Given request
Report, word for word, every line of the material that contains "JSON".

Provided records
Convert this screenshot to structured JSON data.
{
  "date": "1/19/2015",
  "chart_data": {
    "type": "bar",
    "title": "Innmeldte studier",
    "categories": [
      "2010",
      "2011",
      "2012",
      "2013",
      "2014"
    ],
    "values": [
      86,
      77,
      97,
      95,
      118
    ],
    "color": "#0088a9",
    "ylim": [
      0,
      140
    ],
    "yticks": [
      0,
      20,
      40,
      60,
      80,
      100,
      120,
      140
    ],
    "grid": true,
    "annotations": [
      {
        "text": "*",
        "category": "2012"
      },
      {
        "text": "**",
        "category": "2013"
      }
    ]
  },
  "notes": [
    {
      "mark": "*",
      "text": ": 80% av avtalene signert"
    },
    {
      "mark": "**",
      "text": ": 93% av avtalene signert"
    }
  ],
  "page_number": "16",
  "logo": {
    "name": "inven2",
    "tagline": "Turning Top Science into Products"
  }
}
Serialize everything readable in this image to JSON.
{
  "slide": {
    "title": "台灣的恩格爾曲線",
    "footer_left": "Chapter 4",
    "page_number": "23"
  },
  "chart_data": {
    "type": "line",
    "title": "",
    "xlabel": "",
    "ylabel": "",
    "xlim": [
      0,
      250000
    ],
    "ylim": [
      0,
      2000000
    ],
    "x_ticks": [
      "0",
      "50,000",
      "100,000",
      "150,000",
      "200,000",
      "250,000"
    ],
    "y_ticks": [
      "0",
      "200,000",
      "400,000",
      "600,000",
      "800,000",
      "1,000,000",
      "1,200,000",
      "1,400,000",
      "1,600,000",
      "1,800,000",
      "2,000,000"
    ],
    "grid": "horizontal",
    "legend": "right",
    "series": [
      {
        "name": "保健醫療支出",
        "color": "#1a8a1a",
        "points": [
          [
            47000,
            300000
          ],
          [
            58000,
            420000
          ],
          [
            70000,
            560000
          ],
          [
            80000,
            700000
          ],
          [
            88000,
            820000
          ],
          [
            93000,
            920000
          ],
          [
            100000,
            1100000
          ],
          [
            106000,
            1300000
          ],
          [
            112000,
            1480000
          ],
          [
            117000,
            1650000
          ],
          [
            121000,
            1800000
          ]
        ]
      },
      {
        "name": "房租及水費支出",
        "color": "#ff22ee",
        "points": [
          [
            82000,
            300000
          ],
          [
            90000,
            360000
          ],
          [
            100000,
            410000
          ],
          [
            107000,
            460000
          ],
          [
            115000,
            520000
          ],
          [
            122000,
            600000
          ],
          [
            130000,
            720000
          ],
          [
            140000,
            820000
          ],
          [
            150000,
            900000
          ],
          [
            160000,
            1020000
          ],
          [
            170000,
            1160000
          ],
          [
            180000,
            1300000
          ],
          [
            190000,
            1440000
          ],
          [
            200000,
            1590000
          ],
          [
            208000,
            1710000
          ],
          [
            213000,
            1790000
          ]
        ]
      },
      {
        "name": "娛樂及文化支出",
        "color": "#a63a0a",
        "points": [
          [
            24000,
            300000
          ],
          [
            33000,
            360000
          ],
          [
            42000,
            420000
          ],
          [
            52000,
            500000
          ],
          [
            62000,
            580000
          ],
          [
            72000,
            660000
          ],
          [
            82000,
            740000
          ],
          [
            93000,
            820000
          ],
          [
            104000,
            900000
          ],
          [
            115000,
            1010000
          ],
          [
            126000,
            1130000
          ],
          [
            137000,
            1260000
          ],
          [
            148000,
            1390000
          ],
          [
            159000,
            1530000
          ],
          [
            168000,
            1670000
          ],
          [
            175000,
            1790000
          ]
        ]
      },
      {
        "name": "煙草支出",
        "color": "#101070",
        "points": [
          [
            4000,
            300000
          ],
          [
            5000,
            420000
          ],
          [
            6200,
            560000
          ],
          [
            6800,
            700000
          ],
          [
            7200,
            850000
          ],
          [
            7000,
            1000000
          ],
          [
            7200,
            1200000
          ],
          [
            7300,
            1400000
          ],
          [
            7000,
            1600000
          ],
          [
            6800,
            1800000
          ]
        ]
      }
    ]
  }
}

Correct output
Convert this screenshot to structured JSON data.
Serialize everything readable in this image to JSON.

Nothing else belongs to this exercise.